## Start

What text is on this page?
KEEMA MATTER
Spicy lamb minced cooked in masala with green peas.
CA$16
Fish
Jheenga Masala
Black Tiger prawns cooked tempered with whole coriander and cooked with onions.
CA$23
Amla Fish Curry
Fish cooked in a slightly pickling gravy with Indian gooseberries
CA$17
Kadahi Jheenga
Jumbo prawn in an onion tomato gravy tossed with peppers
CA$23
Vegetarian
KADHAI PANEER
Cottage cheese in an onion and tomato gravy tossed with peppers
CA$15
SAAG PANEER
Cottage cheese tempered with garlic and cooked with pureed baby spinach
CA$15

## End

• GOAL:
Select and copy every line from the records that includes the word "Cottage".

• ANSWER TO THE EXERCISE:
Cottage cheese in an onion and tomato gravy tossed with peppers
Cottage cheese tempered with garlic and cooked with pureed baby spinach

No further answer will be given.